--- REQUESTS ---
1. Transcribe the portion of the passage on the palladium–iron oxide catalyst below, starting with "Here, we present" and going on through "this catalyst surface.".
2. Write the next part of the passage on the palladium–iron oxide catalyst below, picking up after its final line.

Here, we present a unique metal-support interaction of a Pd/Fe2O3 sample prepared by co-precipitation at a controlled pH in aqueous solution. Atomically dispersed Pd in a sol-gel-like matrix formed during the co-precipitation step can be chemically glued with bulk Fe–O–Fe networks. Upon controlled reduction, we show that this material can produce a supported metal phase with extremely high dispersion, ranging from small metal clusters (subnano) down to individual atoms, on a defective iron oxide surface, which has strong metal-support interaction even after heat treatments. As a result, EG can be converted to methanol and ethanol over this catalyst surface.

Results

Catalytic studies

As seen from Fig. 1a, the conversions of EG molecules in aqueous solution are in general small over all the Pd-containing catalysts under a high pressure of hydrogen, presumably the metal surface is primarily covered with adsorbed hydrogen and water molecules. Various small activities for ethanol production from the hydrogenolysis of EG (C–O bond cleavage followed by C–H formation) were observed over the different samples. Dehydroxylation of one terminal–OH of the diol by oxygen vacancies on oxide support assisted by active hydrogen provided by Pd metal sites in close proximity—is presumably taking place. However, the main product of EG over all the samples is carbon dioxide. It is interesting to note that Pd on iron oxide was the only sample that showed a discernible activity for methanol production (C–C cleavage followed by C–H formation) but with little methane formation. On the other hand, the other samples containing Pd particles on other oxide supports gave no methanol (and only a small quantity of ethanol) but with some degree of methane production. Thus, iron oxide appears to be the essential component for methanol production. We then screened a number of metals supported on iron oxide produced from co-precipitation. As seen from Fig. 1b, the two most promising catalysts Rh/Fe2O3 and Pd/Fe2O3 produced methanol. However, Rh being a metal of stronger adsorptive properties than Pd, according to its d-band centre position9,10, gave higher conversion but with methane as the primary product. It is noted that metals with stronger intrinsic adsorptive properties are well known to catalyse methane production from hydrocarbons/alcohols with exhaustive hydrogenolysis on their surface11. Thus, the combination of Pd and iron oxide clearly shows a good synergetic effect for the production of methanol and ethanol as metastable products, which surprisingly gave even higher selectivity with prolonged testing time in our batch reactor configuration.

Figure 1: Catalytic performances for hydrogenolysis of EG.
figure 1

(a) 5% Pd with different oxides (prepared by co-precipitation); (b) 5% Pd and 5% Rh on iron oxide (prepared by co-precipitation). r.t., room temperature.

--- PROVIDED MATERIAL ---
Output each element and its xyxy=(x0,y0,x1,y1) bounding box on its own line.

--- RESPONSE LIST ---
1.
Here, we present a unique metal-support interaction of a Pd/Fe2O3 sample prepared by co-precipitation at a controlled pH in aqueous solution. Atomically dispersed Pd in a sol-gel-like matrix formed during the co-precipitation step can be chemically glued with bulk Fe–O–Fe networks. Upon controlled reduction, we show that this material can produce a supported metal phase with extremely high dispersion, ranging from small metal clusters (subnano) down to individual atoms, on a defective iron oxide surface, which has strong metal-support interaction even after heat treatments. As a result, EG can be converted to methanol and ethanol over this catalyst surface.

2.
Figure 2a shows a further improvement in accumulative selectivity of over 50% for the two lower alcohols after the catalyst was tested in a batch reactor for 72 h. Time-fraction analysis in Fig. 2b clearly suggests that the catalyst initially gave higher EG conversions but mainly producing CO2. But, between the period of 24 to 72 h, at least 80% selectivity (with methanol selectivity >50%) towards the two lower alcohols at about 4.3% conversion was obtained. The CO2 produced during the reaction could be owing to the aqueous reforming reaction of EG (C2H6O2+2H2O→2CO2+5H2) under our reaction conditions2,12. On the other hand, EG may reduce surface iron oxide in the presence of Pd. Our evidence suggested that the latter reaction has had an important part for the initial production of large quantities of CO2. Re-testing the used sample confirmed that the catalyst indeed required an initial long induction period for extensive reduction to reach steady state in order to achieve the good alcohol selectivity (Supplementary Fig. S1); once it was conducted, the catalyst became selective without the need for any further induction. Also, when we pre-reduced our catalyst in hydrogen for a longer duration (72 h) or at a higher temperature, the alcohol selectivity immediately reached the steady state of above 75% with no requirement for the induction. The optimum temperature is around 195 °C, and with repeated testing gives the same alcohol yield. A significant destruction of the products is observed at higher temperature (Supplementary Fig. S1). As far as we are aware, decent conversion of EG or related polyols to the lower alcohols especially to methanol at such high selectivity has not been reported before this work. At present, the methanol/ethanol ratio obtained is above 2:1 and the methanol selectivity can be further optimized. However, for fuel applications there may be no need to separate the two alcohols. The superb catalytic selectivity for this reaction clearly reflects the unusual behaviour of the Pd/Fe2O3. It is important to investigate the reason(s) for the interesting metal-support interaction observed in yielding methanol at prolonged induction time.

Figure 2: Temporal analysis of 5% Pd/Fe2O3 in batch-wise hydrogenolysis of EG.
figure 2

(a) Change of gross selectivity over 5% Pd/Fe2O3 versus time; (b) time-fraction selectivity over 5% Pd/Fe2O3 at different periods. r.t., room temperature.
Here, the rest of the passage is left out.